Dataset records
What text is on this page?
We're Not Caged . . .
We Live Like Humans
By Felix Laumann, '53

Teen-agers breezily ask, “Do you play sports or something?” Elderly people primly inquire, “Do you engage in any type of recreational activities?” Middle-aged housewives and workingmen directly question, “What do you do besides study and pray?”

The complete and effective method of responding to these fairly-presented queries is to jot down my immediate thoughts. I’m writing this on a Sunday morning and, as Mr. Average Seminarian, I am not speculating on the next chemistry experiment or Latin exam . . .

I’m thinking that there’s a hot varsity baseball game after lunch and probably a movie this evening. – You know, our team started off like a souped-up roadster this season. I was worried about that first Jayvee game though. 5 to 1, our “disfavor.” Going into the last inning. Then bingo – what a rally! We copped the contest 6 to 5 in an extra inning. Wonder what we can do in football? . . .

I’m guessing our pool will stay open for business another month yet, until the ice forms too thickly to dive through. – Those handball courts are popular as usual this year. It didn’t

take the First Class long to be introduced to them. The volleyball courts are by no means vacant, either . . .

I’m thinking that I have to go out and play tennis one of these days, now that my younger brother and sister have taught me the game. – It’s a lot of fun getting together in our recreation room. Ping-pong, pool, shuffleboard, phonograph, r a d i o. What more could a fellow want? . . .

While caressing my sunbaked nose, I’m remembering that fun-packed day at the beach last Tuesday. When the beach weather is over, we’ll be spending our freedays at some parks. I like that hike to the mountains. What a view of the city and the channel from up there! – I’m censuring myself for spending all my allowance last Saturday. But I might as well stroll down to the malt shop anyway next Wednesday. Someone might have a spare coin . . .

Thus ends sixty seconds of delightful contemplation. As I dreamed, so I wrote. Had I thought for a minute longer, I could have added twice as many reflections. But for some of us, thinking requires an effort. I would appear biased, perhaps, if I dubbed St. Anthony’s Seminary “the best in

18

**Written problem:** Reproduce the full listing word for word.

**Expected output:**
What text is on this page?
We're Not Caged . . .
We Live Like Humans
By Felix Laumann, '53

Teen-agers breezily ask, “Do you play sports or something?” Elderly people primly inquire, “Do you engage in any type of recreational activities?” Middle-aged housewives and workingmen directly question, “What do you do besides study and pray?”

The complete and effective method of responding to these fairly-presented queries is to jot down my immediate thoughts. I’m writing this on a Sunday morning and, as Mr. Average Seminarian, I am not speculating on the next chemistry experiment or Latin exam . . .

I’m thinking that there’s a hot varsity baseball game after lunch and probably a movie this evening. – You know, our team started off like a souped-up roadster this season. I was worried about that first Jayvee game though. 5 to 1, our “disfavor.” Going into the last inning. Then bingo – what a rally! We copped the contest 6 to 5 in an extra inning. Wonder what we can do in football? . . .

I’m guessing our pool will stay open for business another month yet, until the ice forms too thickly to dive through. – Those handball courts are popular as usual this year. It didn’t

take the First Class long to be introduced to them. The volleyball courts are by no means vacant, either . . .

I’m thinking that I have to go out and play tennis one of these days, now that my younger brother and sister have taught me the game. – It’s a lot of fun getting together in our recreation room. Ping-pong, pool, shuffleboard, phonograph, r a d i o. What more could a fellow want? . . .

While caressing my sunbaked nose, I’m remembering that fun-packed day at the beach last Tuesday. When the beach weather is over, we’ll be spending our freedays at some parks. I like that hike to the mountains. What a view of the city and the channel from up there! – I’m censuring myself for spending all my allowance last Saturday. But I might as well stroll down to the malt shop anyway next Wednesday. Someone might have a spare coin . . .

Thus ends sixty seconds of delightful contemplation. As I dreamed, so I wrote. Had I thought for a minute longer, I could have added twice as many reflections. But for some of us, thinking requires an effort. I would appear biased, perhaps, if I dubbed St. Anthony’s Seminary “the best in

18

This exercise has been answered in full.